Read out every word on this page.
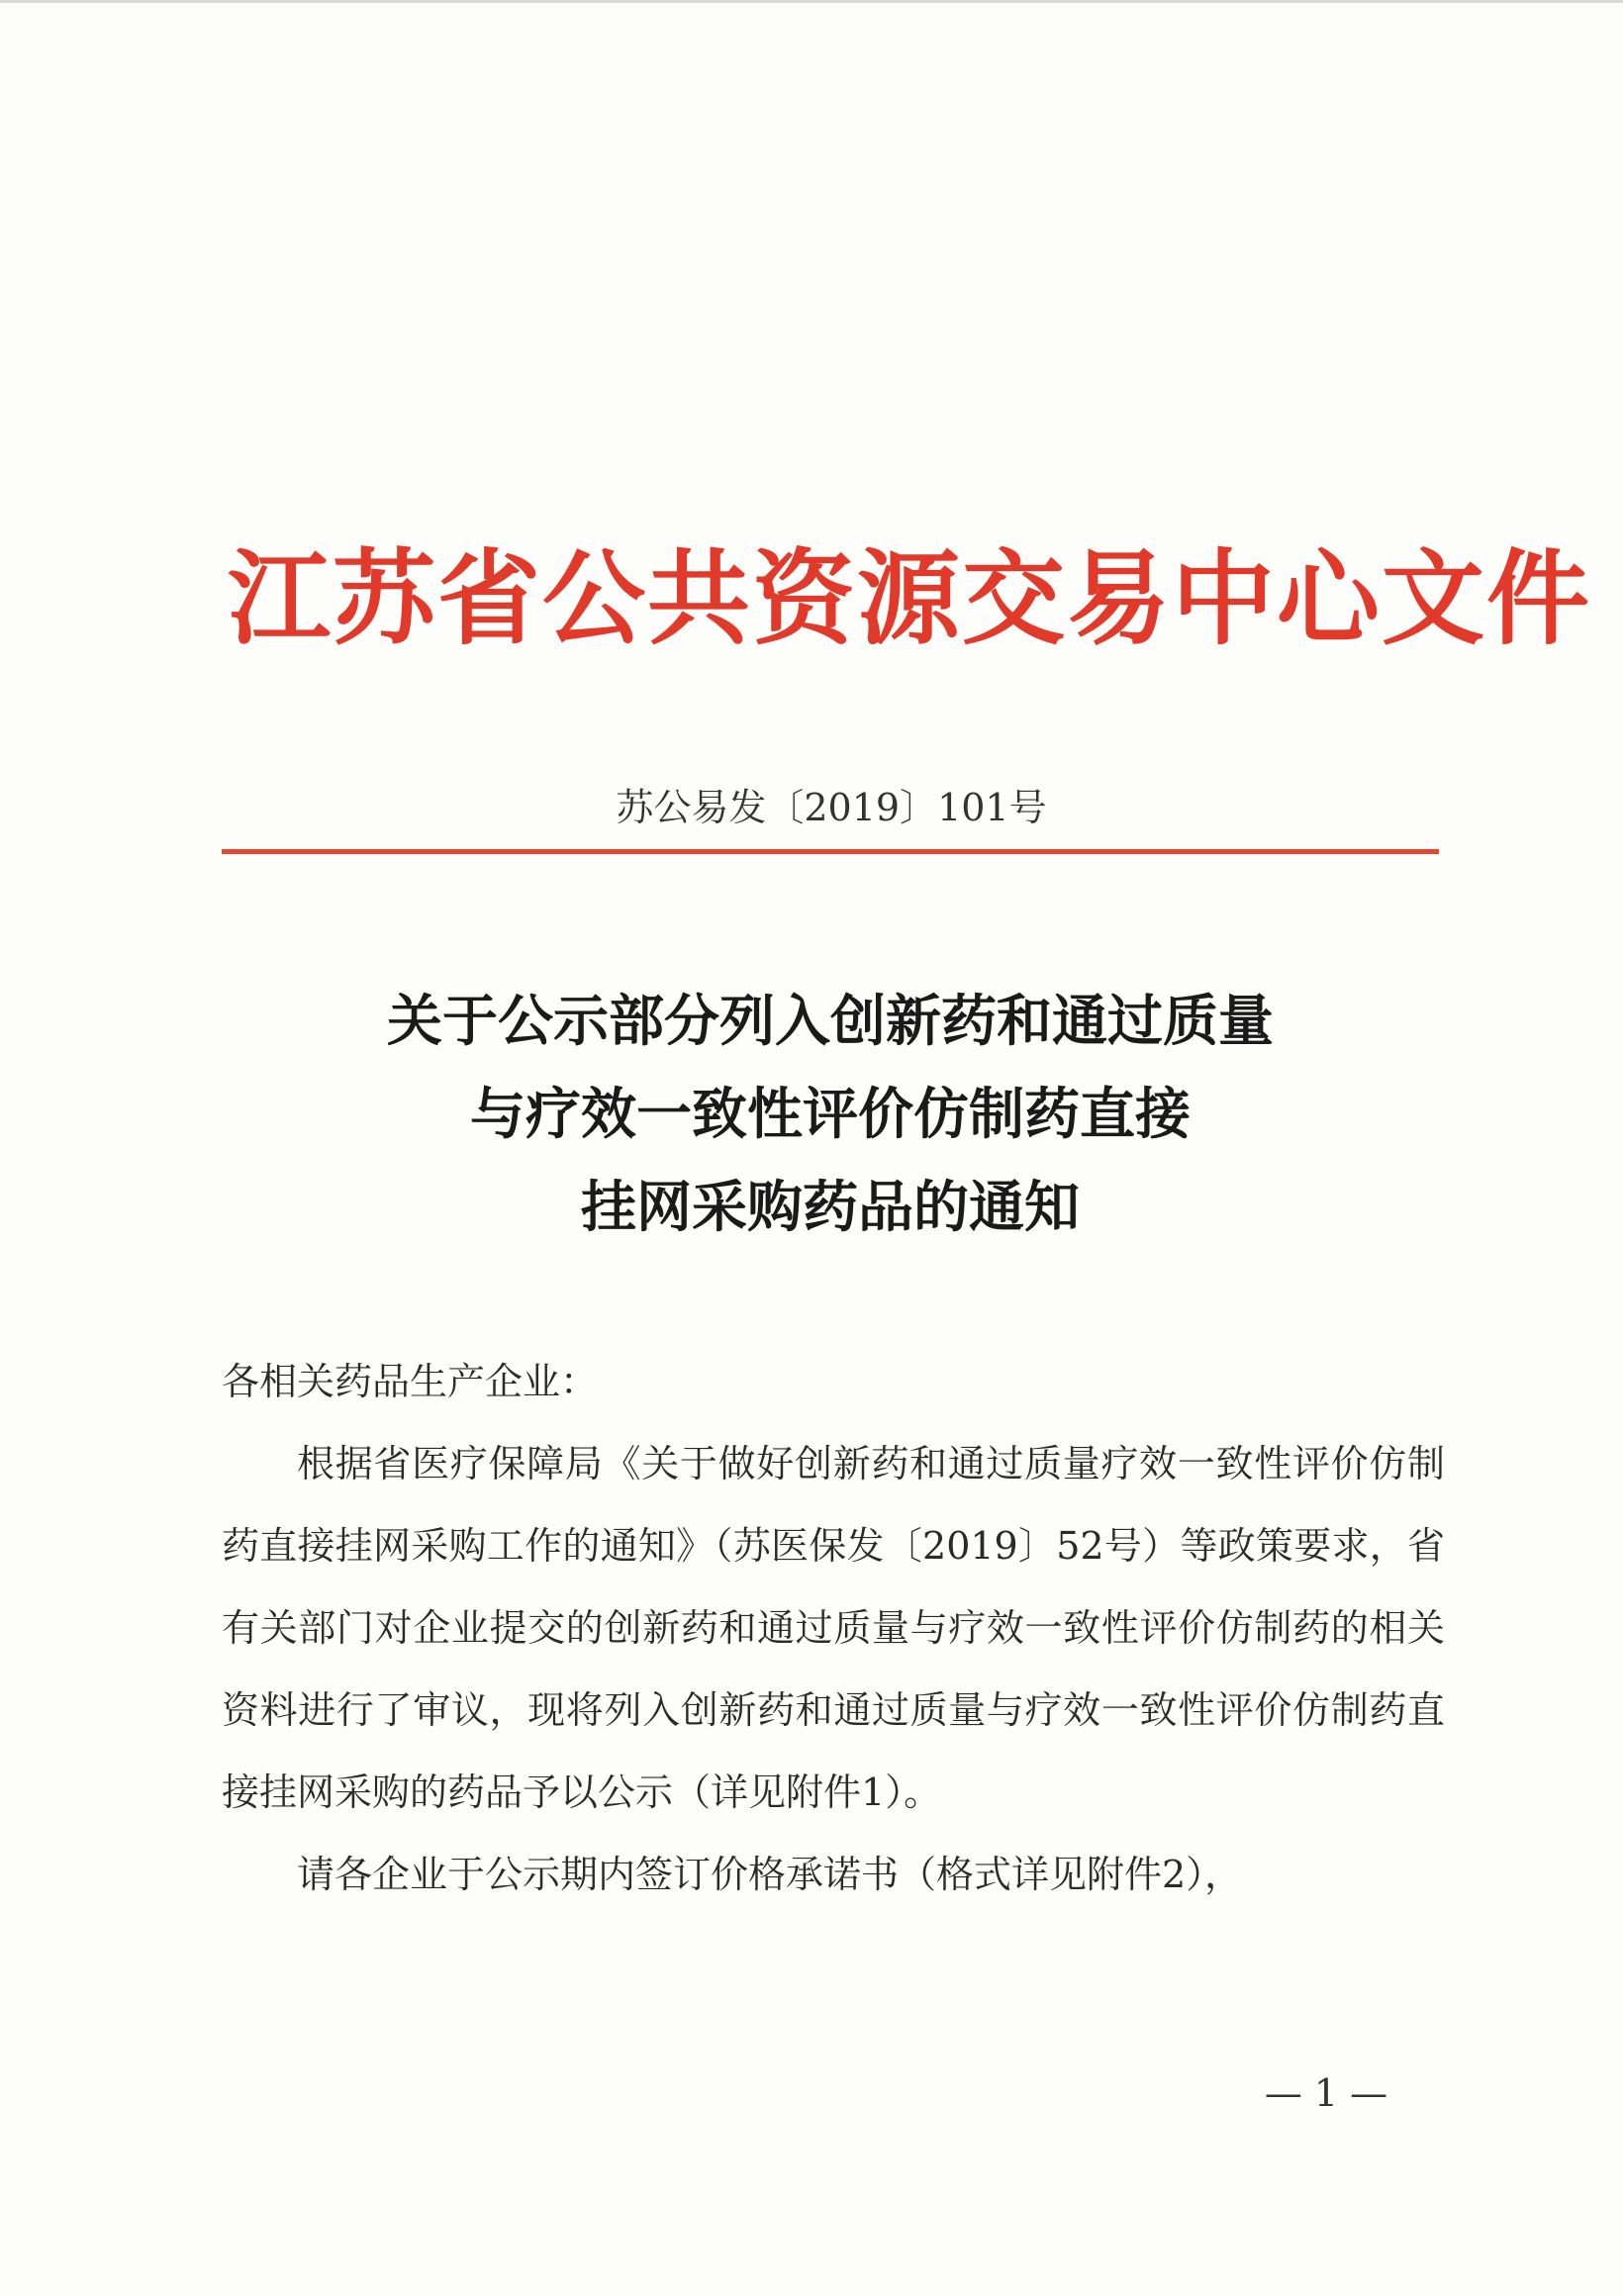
江苏省公共资源交易中心文件
苏公易发〔2019〕101号
关于公示部分列入创新药和通过质量
与疗效一致性评价仿制药直接
挂网采购药品的通知

各相关药品生产企业：

根据省医疗保障局《关于做好创新药和通过质量疗效一致性评价仿制药直接挂网采购工作的通知》（苏医保发〔2019〕52号）等政策要求，省有关部门对企业提交的创新药和通过质量与疗效一致性评价仿制药的相关资料进行了审议，现将列入创新药和通过质量与疗效一致性评价仿制药直接挂网采购的药品予以公示（详见附件1）。

请各企业于公示期内签订价格承诺书（格式详见附件2），

— 1 —
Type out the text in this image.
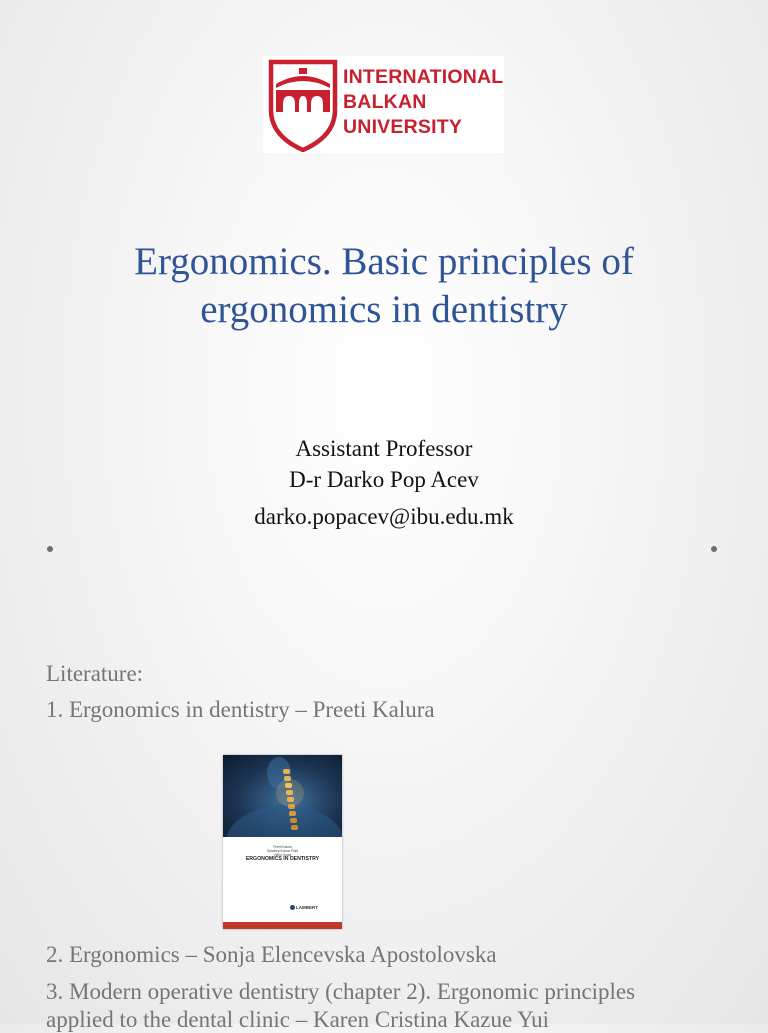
INTERNATIONAL
BALKAN
UNIVERSITY
Ergonomics. Basic principles of
ergonomics in dentistry
Assistant Professor
D-r Darko Pop Acev
darko.popacev@ibu.edu.mk
Literature:
1. Ergonomics in dentistry – Preeti Kalura
Preeti Kalura
Sandeep Kumar Puthi
Vidhu Gupta
ERGONOMICS IN DENTISTRY
LAMBERT
2. Ergonomics – Sonja Elencevska Apostolovska
3. Modern operative dentistry (chapter 2). Ergonomic principles
applied to the dental clinic – Karen Cristina Kazue Yui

**What is being asked:** Among these entries, how many lines include the string "this"? Reply with the number by itself.

**Exercise answer:** 2